#### Aim of the exercise
Write the material out again in full, exactly.

Dataset entries:
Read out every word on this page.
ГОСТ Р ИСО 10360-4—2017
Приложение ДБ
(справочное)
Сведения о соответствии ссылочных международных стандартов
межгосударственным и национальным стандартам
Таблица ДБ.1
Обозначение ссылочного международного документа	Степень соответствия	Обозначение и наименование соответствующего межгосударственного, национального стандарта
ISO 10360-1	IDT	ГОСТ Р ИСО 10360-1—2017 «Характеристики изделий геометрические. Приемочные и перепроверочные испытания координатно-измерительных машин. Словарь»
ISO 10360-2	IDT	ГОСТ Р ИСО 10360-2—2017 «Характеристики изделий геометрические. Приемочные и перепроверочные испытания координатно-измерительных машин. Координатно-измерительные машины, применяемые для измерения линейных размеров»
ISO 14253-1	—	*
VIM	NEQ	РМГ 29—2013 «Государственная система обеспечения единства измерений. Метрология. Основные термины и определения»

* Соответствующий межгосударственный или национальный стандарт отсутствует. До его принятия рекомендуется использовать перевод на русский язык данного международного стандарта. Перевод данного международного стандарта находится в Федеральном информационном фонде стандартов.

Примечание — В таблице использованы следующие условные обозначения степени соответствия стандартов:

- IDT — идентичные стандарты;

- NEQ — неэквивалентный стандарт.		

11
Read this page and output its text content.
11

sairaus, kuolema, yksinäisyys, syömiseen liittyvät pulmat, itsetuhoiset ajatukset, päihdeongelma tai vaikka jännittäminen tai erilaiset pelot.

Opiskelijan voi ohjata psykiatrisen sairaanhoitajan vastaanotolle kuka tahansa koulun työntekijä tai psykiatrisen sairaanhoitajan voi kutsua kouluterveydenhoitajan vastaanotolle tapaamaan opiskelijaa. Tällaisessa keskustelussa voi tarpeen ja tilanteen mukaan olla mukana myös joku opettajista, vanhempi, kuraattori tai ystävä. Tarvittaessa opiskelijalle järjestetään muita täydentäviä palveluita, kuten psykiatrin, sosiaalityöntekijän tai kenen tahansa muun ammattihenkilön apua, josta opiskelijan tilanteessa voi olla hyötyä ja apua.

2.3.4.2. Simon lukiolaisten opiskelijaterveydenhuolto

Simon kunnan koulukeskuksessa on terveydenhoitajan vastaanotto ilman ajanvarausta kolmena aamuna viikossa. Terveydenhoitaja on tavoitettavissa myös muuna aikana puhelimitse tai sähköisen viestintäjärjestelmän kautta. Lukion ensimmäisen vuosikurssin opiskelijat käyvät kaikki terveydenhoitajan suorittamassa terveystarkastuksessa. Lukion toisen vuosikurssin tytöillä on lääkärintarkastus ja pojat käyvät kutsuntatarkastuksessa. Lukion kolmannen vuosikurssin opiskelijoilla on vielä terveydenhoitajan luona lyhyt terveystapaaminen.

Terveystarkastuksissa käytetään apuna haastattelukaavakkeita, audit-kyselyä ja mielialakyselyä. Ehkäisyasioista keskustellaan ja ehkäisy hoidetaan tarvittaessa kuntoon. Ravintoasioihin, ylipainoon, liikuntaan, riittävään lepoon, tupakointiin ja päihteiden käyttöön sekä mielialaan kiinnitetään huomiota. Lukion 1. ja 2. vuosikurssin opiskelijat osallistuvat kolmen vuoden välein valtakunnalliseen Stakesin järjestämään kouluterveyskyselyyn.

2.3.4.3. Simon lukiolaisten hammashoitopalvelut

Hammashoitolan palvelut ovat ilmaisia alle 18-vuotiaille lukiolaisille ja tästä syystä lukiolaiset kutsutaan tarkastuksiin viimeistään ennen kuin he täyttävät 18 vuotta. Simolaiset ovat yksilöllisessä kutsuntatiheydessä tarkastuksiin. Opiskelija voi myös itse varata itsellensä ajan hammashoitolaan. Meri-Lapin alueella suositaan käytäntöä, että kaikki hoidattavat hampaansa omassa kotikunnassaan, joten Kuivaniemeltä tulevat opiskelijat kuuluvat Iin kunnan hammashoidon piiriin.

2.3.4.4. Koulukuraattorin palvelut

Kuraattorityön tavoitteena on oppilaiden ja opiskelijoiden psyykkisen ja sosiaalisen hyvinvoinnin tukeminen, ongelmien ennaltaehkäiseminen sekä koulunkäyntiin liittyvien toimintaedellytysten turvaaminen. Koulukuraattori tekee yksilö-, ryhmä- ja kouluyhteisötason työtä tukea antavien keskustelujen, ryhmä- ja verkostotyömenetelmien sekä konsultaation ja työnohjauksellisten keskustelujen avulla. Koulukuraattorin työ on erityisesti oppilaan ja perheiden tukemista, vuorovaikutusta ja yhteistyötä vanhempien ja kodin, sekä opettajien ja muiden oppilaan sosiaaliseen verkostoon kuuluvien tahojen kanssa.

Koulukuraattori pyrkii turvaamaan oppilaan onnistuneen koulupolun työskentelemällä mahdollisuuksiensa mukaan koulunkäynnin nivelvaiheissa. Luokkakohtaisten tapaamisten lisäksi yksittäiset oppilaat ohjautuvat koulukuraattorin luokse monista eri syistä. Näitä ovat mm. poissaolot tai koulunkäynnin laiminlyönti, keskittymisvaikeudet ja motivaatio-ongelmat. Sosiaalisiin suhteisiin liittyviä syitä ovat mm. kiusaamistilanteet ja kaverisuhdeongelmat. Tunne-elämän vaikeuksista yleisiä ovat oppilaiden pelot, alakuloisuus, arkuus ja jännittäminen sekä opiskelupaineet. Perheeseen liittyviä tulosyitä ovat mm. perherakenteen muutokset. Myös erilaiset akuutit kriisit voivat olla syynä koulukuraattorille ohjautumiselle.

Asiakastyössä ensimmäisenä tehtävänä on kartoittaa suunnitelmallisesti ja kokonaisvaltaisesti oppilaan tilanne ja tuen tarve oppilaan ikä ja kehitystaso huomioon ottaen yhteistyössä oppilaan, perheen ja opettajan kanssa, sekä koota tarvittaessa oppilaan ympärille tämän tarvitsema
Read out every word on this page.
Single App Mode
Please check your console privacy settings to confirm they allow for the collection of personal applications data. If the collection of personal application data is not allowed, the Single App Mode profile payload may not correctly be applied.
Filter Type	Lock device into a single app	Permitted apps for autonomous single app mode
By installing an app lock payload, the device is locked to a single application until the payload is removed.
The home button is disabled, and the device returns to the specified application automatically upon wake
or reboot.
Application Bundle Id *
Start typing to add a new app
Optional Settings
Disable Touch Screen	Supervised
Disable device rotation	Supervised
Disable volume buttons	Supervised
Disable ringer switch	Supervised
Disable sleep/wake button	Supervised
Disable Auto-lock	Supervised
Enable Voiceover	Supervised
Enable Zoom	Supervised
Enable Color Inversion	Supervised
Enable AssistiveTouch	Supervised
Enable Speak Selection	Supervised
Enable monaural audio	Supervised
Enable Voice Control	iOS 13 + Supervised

#### Answer to the task
Read out every word on this page.
ГОСТ Р ИСО 10360-4—2017
Приложение ДБ
(справочное)
Сведения о соответствии ссылочных международных стандартов
межгосударственным и национальным стандартам
Таблица ДБ.1
Обозначение ссылочного международного документа	Степень соответствия	Обозначение и наименование соответствующего межгосударственного, национального стандарта
ISO 10360-1	IDT	ГОСТ Р ИСО 10360-1—2017 «Характеристики изделий геометрические. Приемочные и перепроверочные испытания координатно-измерительных машин. Словарь»
ISO 10360-2	IDT	ГОСТ Р ИСО 10360-2—2017 «Характеристики изделий геометрические. Приемочные и перепроверочные испытания координатно-измерительных машин. Координатно-измерительные машины, применяемые для измерения линейных размеров»
ISO 14253-1	—	*
VIM	NEQ	РМГ 29—2013 «Государственная система обеспечения единства измерений. Метрология. Основные термины и определения»

* Соответствующий межгосударственный или национальный стандарт отсутствует. До его принятия рекомендуется использовать перевод на русский язык данного международного стандарта. Перевод данного международного стандарта находится в Федеральном информационном фонде стандартов.

Примечание — В таблице использованы следующие условные обозначения степени соответствия стандартов:

- IDT — идентичные стандарты;

- NEQ — неэквивалентный стандарт.		

11
Read this page and output its text content.
11

sairaus, kuolema, yksinäisyys, syömiseen liittyvät pulmat, itsetuhoiset ajatukset, päihdeongelma tai vaikka jännittäminen tai erilaiset pelot.

Opiskelijan voi ohjata psykiatrisen sairaanhoitajan vastaanotolle kuka tahansa koulun työntekijä tai psykiatrisen sairaanhoitajan voi kutsua kouluterveydenhoitajan vastaanotolle tapaamaan opiskelijaa. Tällaisessa keskustelussa voi tarpeen ja tilanteen mukaan olla mukana myös joku opettajista, vanhempi, kuraattori tai ystävä. Tarvittaessa opiskelijalle järjestetään muita täydentäviä palveluita, kuten psykiatrin, sosiaalityöntekijän tai kenen tahansa muun ammattihenkilön apua, josta opiskelijan tilanteessa voi olla hyötyä ja apua.

2.3.4.2. Simon lukiolaisten opiskelijaterveydenhuolto

Simon kunnan koulukeskuksessa on terveydenhoitajan vastaanotto ilman ajanvarausta kolmena aamuna viikossa. Terveydenhoitaja on tavoitettavissa myös muuna aikana puhelimitse tai sähköisen viestintäjärjestelmän kautta. Lukion ensimmäisen vuosikurssin opiskelijat käyvät kaikki terveydenhoitajan suorittamassa terveystarkastuksessa. Lukion toisen vuosikurssin tytöillä on lääkärintarkastus ja pojat käyvät kutsuntatarkastuksessa. Lukion kolmannen vuosikurssin opiskelijoilla on vielä terveydenhoitajan luona lyhyt terveystapaaminen.

Terveystarkastuksissa käytetään apuna haastattelukaavakkeita, audit-kyselyä ja mielialakyselyä. Ehkäisyasioista keskustellaan ja ehkäisy hoidetaan tarvittaessa kuntoon. Ravintoasioihin, ylipainoon, liikuntaan, riittävään lepoon, tupakointiin ja päihteiden käyttöön sekä mielialaan kiinnitetään huomiota. Lukion 1. ja 2. vuosikurssin opiskelijat osallistuvat kolmen vuoden välein valtakunnalliseen Stakesin järjestämään kouluterveyskyselyyn.

2.3.4.3. Simon lukiolaisten hammashoitopalvelut

Hammashoitolan palvelut ovat ilmaisia alle 18-vuotiaille lukiolaisille ja tästä syystä lukiolaiset kutsutaan tarkastuksiin viimeistään ennen kuin he täyttävät 18 vuotta. Simolaiset ovat yksilöllisessä kutsuntatiheydessä tarkastuksiin. Opiskelija voi myös itse varata itsellensä ajan hammashoitolaan. Meri-Lapin alueella suositaan käytäntöä, että kaikki hoidattavat hampaansa omassa kotikunnassaan, joten Kuivaniemeltä tulevat opiskelijat kuuluvat Iin kunnan hammashoidon piiriin.

2.3.4.4. Koulukuraattorin palvelut

Kuraattorityön tavoitteena on oppilaiden ja opiskelijoiden psyykkisen ja sosiaalisen hyvinvoinnin tukeminen, ongelmien ennaltaehkäiseminen sekä koulunkäyntiin liittyvien toimintaedellytysten turvaaminen. Koulukuraattori tekee yksilö-, ryhmä- ja kouluyhteisötason työtä tukea antavien keskustelujen, ryhmä- ja verkostotyömenetelmien sekä konsultaation ja työnohjauksellisten keskustelujen avulla. Koulukuraattorin työ on erityisesti oppilaan ja perheiden tukemista, vuorovaikutusta ja yhteistyötä vanhempien ja kodin, sekä opettajien ja muiden oppilaan sosiaaliseen verkostoon kuuluvien tahojen kanssa.

Koulukuraattori pyrkii turvaamaan oppilaan onnistuneen koulupolun työskentelemällä mahdollisuuksiensa mukaan koulunkäynnin nivelvaiheissa. Luokkakohtaisten tapaamisten lisäksi yksittäiset oppilaat ohjautuvat koulukuraattorin luokse monista eri syistä. Näitä ovat mm. poissaolot tai koulunkäynnin laiminlyönti, keskittymisvaikeudet ja motivaatio-ongelmat. Sosiaalisiin suhteisiin liittyviä syitä ovat mm. kiusaamistilanteet ja kaverisuhdeongelmat. Tunne-elämän vaikeuksista yleisiä ovat oppilaiden pelot, alakuloisuus, arkuus ja jännittäminen sekä opiskelupaineet. Perheeseen liittyviä tulosyitä ovat mm. perherakenteen muutokset. Myös erilaiset akuutit kriisit voivat olla syynä koulukuraattorille ohjautumiselle.

Asiakastyössä ensimmäisenä tehtävänä on kartoittaa suunnitelmallisesti ja kokonaisvaltaisesti oppilaan tilanne ja tuen tarve oppilaan ikä ja kehitystaso huomioon ottaen yhteistyössä oppilaan, perheen ja opettajan kanssa, sekä koota tarvittaessa oppilaan ympärille tämän tarvitsema
Read out every word on this page.
Single App Mode
Please check your console privacy settings to confirm they allow for the collection of personal applications data. If the collection of personal application data is not allowed, the Single App Mode profile payload may not correctly be applied.
Filter Type	Lock device into a single app	Permitted apps for autonomous single app mode
By installing an app lock payload, the device is locked to a single application until the payload is removed.
The home button is disabled, and the device returns to the specified application automatically upon wake
or reboot.
Application Bundle Id *
Start typing to add a new app
Optional Settings
Disable Touch Screen	Supervised
Disable device rotation	Supervised
Disable volume buttons	Supervised
Disable ringer switch	Supervised
Disable sleep/wake button	Supervised
Disable Auto-lock	Supervised
Enable Voiceover	Supervised
Enable Zoom	Supervised
Enable Color Inversion	Supervised
Enable AssistiveTouch	Supervised
Enable Speak Selection	Supervised
Enable monaural audio	Supervised
Enable Voice Control	iOS 13 + Supervised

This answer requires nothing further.